Entries from a dataset
>>>

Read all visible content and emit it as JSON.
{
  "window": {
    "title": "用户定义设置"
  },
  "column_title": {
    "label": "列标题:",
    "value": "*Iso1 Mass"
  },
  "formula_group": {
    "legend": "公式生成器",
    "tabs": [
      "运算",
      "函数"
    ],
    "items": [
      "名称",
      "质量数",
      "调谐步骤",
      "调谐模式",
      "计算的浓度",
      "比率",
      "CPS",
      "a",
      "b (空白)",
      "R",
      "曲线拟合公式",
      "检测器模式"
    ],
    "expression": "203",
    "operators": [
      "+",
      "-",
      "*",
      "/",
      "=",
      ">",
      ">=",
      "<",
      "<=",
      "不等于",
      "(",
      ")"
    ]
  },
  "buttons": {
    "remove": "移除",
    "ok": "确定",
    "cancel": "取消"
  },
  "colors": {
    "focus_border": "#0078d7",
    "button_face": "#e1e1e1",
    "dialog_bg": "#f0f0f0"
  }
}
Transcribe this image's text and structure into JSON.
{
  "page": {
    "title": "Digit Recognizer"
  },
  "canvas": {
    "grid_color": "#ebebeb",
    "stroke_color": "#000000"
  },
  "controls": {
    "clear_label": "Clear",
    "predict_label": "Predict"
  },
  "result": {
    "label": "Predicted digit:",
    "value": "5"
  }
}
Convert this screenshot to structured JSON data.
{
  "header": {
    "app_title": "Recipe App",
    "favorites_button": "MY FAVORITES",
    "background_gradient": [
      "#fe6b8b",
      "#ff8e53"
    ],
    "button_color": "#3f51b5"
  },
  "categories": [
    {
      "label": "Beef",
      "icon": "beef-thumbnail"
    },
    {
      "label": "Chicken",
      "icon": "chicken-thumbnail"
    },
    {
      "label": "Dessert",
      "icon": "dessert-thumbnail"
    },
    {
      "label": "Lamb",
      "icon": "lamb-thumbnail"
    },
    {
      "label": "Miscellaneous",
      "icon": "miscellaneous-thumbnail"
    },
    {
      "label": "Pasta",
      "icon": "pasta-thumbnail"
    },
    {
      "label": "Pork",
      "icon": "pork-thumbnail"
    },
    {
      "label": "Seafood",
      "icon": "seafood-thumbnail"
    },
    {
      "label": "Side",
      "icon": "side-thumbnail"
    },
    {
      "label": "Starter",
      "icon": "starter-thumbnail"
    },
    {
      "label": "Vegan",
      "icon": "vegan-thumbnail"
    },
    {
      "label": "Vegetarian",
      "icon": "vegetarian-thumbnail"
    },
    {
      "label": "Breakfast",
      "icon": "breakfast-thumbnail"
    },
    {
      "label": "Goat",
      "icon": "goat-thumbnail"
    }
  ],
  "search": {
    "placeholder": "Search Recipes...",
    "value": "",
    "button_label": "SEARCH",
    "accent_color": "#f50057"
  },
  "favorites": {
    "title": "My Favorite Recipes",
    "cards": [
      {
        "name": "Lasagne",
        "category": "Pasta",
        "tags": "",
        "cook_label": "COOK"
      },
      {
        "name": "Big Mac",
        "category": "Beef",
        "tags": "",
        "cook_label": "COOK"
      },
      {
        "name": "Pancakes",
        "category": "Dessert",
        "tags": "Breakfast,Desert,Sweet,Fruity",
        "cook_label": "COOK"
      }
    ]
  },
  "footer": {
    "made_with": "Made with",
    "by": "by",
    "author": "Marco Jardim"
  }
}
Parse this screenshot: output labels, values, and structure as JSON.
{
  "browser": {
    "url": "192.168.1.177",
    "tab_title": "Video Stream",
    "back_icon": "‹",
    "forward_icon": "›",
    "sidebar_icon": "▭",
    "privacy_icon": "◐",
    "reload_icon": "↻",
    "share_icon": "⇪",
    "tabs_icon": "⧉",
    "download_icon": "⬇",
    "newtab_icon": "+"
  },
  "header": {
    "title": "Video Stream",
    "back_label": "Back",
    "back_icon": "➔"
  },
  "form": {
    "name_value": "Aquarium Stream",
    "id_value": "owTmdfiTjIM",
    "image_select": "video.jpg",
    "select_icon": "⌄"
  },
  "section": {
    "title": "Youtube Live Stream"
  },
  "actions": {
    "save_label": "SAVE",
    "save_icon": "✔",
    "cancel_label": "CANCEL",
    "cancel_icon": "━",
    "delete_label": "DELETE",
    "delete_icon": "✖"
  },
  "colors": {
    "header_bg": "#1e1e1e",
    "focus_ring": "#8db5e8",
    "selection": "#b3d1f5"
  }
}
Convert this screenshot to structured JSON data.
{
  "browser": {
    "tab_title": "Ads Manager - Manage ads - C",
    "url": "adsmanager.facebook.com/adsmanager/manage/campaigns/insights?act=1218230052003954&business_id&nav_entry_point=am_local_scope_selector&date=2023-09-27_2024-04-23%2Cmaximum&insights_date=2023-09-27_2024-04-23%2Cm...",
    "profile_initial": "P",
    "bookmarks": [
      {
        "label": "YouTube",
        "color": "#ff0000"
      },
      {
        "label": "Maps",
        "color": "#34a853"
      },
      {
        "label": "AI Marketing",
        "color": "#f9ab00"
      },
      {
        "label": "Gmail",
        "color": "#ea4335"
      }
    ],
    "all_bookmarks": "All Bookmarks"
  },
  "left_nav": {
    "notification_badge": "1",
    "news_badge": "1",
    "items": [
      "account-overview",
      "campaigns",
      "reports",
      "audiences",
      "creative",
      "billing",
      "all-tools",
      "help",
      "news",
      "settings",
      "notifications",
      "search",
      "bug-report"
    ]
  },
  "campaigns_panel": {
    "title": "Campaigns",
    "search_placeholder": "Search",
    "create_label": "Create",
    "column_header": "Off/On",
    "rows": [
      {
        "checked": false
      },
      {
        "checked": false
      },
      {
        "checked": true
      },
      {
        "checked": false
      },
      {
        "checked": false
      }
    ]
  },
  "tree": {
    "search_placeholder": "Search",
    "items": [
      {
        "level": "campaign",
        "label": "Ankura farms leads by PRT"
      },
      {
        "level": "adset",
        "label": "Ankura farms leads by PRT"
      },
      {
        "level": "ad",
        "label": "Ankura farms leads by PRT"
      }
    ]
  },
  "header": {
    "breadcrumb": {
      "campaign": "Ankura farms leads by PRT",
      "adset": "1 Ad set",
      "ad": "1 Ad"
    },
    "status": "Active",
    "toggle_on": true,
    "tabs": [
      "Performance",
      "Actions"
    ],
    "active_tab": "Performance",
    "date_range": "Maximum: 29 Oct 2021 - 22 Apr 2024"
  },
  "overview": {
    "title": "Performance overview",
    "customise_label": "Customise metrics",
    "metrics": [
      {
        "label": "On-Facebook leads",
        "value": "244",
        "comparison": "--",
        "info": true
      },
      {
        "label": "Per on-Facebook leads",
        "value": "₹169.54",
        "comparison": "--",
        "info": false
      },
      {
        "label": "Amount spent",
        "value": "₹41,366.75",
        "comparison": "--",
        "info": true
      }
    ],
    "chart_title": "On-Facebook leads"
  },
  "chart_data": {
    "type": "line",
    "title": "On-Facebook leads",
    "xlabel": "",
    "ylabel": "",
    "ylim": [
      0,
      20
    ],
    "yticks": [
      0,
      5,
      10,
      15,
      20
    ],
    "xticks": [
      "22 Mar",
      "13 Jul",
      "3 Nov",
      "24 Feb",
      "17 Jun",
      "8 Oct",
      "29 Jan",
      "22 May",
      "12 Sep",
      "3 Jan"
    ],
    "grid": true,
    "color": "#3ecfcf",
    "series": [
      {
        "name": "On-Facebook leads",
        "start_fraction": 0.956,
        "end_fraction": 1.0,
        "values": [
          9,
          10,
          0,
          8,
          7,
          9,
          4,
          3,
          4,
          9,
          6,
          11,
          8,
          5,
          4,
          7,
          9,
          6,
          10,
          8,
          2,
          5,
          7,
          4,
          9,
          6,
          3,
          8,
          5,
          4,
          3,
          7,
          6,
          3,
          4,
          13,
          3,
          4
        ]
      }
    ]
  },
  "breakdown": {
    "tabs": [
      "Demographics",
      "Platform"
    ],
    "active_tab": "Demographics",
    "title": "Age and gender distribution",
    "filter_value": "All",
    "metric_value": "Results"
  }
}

<<<

__Aim of the exercise__.
Look through the records and gather each line with the word "Stream".

__Answer to the exercise__.
    "tab_title": "Video Stream",
    "title": "Video Stream",
    "name_value": "Aquarium Stream",
    "title": "Youtube Live Stream"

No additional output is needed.